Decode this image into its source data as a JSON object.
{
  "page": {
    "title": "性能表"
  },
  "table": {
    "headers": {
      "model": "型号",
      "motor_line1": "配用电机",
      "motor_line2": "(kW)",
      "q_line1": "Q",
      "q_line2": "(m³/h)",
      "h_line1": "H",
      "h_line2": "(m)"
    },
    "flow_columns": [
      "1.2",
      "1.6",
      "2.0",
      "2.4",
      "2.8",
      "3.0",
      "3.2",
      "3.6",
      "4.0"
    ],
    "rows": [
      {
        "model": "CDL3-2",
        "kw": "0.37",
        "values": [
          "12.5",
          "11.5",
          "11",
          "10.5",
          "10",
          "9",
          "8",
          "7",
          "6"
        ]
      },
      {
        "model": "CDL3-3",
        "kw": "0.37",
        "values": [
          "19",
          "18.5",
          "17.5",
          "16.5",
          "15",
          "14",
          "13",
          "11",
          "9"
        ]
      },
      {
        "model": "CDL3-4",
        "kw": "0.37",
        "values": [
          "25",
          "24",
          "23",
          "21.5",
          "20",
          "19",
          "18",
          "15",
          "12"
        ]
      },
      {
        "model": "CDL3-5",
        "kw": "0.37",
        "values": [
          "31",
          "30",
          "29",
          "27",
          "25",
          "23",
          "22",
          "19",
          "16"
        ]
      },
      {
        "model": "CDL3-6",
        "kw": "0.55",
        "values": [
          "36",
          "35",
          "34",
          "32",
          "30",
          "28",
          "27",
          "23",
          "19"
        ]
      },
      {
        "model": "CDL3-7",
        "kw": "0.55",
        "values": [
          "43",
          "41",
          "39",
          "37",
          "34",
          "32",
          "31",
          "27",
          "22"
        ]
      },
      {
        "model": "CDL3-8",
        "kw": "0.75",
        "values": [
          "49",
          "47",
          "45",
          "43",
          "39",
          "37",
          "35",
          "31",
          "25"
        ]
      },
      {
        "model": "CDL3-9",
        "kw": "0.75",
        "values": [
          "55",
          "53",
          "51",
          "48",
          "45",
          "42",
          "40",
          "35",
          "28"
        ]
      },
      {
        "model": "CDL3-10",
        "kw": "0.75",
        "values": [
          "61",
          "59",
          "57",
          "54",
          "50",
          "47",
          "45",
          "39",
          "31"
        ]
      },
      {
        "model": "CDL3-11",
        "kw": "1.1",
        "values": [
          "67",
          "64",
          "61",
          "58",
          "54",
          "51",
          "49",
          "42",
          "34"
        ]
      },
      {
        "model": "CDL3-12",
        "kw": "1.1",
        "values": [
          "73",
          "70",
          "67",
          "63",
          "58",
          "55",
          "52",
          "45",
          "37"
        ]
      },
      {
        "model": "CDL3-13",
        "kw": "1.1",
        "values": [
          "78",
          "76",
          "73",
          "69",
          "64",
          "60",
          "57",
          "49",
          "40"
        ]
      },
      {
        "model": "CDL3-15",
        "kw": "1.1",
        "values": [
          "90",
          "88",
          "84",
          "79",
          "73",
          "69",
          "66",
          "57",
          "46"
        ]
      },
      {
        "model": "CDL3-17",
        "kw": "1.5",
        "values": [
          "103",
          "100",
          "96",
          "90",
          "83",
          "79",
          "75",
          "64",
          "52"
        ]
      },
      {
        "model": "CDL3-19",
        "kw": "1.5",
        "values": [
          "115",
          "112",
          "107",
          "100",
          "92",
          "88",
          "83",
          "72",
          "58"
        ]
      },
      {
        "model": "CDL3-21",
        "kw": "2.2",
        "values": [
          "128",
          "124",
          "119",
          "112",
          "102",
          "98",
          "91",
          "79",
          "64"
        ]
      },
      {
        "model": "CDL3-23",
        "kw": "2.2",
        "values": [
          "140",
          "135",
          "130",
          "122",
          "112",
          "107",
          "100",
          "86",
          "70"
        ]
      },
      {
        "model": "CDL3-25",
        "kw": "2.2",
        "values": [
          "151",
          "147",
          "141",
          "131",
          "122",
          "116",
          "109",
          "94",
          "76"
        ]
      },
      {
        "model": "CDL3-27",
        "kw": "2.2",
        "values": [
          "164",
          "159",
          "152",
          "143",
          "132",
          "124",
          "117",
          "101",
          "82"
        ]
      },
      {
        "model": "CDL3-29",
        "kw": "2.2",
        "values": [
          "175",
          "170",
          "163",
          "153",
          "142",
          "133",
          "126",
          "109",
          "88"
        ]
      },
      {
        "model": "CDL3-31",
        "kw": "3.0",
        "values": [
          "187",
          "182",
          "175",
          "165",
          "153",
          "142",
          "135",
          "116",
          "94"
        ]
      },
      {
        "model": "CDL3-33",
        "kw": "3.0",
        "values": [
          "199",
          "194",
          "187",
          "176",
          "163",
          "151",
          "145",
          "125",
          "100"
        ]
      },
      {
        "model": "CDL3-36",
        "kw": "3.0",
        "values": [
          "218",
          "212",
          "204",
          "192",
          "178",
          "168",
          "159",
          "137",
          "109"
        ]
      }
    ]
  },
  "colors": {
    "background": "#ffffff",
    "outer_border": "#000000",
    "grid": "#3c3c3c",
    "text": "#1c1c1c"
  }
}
===
**The problem:** Above are some records; repeat all of them exactly.

**Exercise answer:**
Decode this image into its source data as a JSON object.
{
  "page": {
    "title": "性能表"
  },
  "table": {
    "headers": {
      "model": "型号",
      "motor_line1": "配用电机",
      "motor_line2": "(kW)",
      "q_line1": "Q",
      "q_line2": "(m³/h)",
      "h_line1": "H",
      "h_line2": "(m)"
    },
    "flow_columns": [
      "1.2",
      "1.6",
      "2.0",
      "2.4",
      "2.8",
      "3.0",
      "3.2",
      "3.6",
      "4.0"
    ],
    "rows": [
      {
        "model": "CDL3-2",
        "kw": "0.37",
        "values": [
          "12.5",
          "11.5",
          "11",
          "10.5",
          "10",
          "9",
          "8",
          "7",
          "6"
        ]
      },
      {
        "model": "CDL3-3",
        "kw": "0.37",
        "values": [
          "19",
          "18.5",
          "17.5",
          "16.5",
          "15",
          "14",
          "13",
          "11",
          "9"
        ]
      },
      {
        "model": "CDL3-4",
        "kw": "0.37",
        "values": [
          "25",
          "24",
          "23",
          "21.5",
          "20",
          "19",
          "18",
          "15",
          "12"
        ]
      },
      {
        "model": "CDL3-5",
        "kw": "0.37",
        "values": [
          "31",
          "30",
          "29",
          "27",
          "25",
          "23",
          "22",
          "19",
          "16"
        ]
      },
      {
        "model": "CDL3-6",
        "kw": "0.55",
        "values": [
          "36",
          "35",
          "34",
          "32",
          "30",
          "28",
          "27",
          "23",
          "19"
        ]
      },
      {
        "model": "CDL3-7",
        "kw": "0.55",
        "values": [
          "43",
          "41",
          "39",
          "37",
          "34",
          "32",
          "31",
          "27",
          "22"
        ]
      },
      {
        "model": "CDL3-8",
        "kw": "0.75",
        "values": [
          "49",
          "47",
          "45",
          "43",
          "39",
          "37",
          "35",
          "31",
          "25"
        ]
      },
      {
        "model": "CDL3-9",
        "kw": "0.75",
        "values": [
          "55",
          "53",
          "51",
          "48",
          "45",
          "42",
          "40",
          "35",
          "28"
        ]
      },
      {
        "model": "CDL3-10",
        "kw": "0.75",
        "values": [
          "61",
          "59",
          "57",
          "54",
          "50",
          "47",
          "45",
          "39",
          "31"
        ]
      },
      {
        "model": "CDL3-11",
        "kw": "1.1",
        "values": [
          "67",
          "64",
          "61",
          "58",
          "54",
          "51",
          "49",
          "42",
          "34"
        ]
      },
      {
        "model": "CDL3-12",
        "kw": "1.1",
        "values": [
          "73",
          "70",
          "67",
          "63",
          "58",
          "55",
          "52",
          "45",
          "37"
        ]
      },
      {
        "model": "CDL3-13",
        "kw": "1.1",
        "values": [
          "78",
          "76",
          "73",
          "69",
          "64",
          "60",
          "57",
          "49",
          "40"
        ]
      },
      {
        "model": "CDL3-15",
        "kw": "1.1",
        "values": [
          "90",
          "88",
          "84",
          "79",
          "73",
          "69",
          "66",
          "57",
          "46"
        ]
      },
      {
        "model": "CDL3-17",
        "kw": "1.5",
        "values": [
          "103",
          "100",
          "96",
          "90",
          "83",
          "79",
          "75",
          "64",
          "52"
        ]
      },
      {
        "model": "CDL3-19",
        "kw": "1.5",
        "values": [
          "115",
          "112",
          "107",
          "100",
          "92",
          "88",
          "83",
          "72",
          "58"
        ]
      },
      {
        "model": "CDL3-21",
        "kw": "2.2",
        "values": [
          "128",
          "124",
          "119",
          "112",
          "102",
          "98",
          "91",
          "79",
          "64"
        ]
      },
      {
        "model": "CDL3-23",
        "kw": "2.2",
        "values": [
          "140",
          "135",
          "130",
          "122",
          "112",
          "107",
          "100",
          "86",
          "70"
        ]
      },
      {
        "model": "CDL3-25",
        "kw": "2.2",
        "values": [
          "151",
          "147",
          "141",
          "131",
          "122",
          "116",
          "109",
          "94",
          "76"
        ]
      },
      {
        "model": "CDL3-27",
        "kw": "2.2",
        "values": [
          "164",
          "159",
          "152",
          "143",
          "132",
          "124",
          "117",
          "101",
          "82"
        ]
      },
      {
        "model": "CDL3-29",
        "kw": "2.2",
        "values": [
          "175",
          "170",
          "163",
          "153",
          "142",
          "133",
          "126",
          "109",
          "88"
        ]
      },
      {
        "model": "CDL3-31",
        "kw": "3.0",
        "values": [
          "187",
          "182",
          "175",
          "165",
          "153",
          "142",
          "135",
          "116",
          "94"
        ]
      },
      {
        "model": "CDL3-33",
        "kw": "3.0",
        "values": [
          "199",
          "194",
          "187",
          "176",
          "163",
          "151",
          "145",
          "125",
          "100"
        ]
      },
      {
        "model": "CDL3-36",
        "kw": "3.0",
        "values": [
          "218",
          "212",
          "204",
          "192",
          "178",
          "168",
          "159",
          "137",
          "109"
        ]
      }
    ]
  },
  "colors": {
    "background": "#ffffff",
    "outer_border": "#000000",
    "grid": "#3c3c3c",
    "text": "#1c1c1c"
  }
}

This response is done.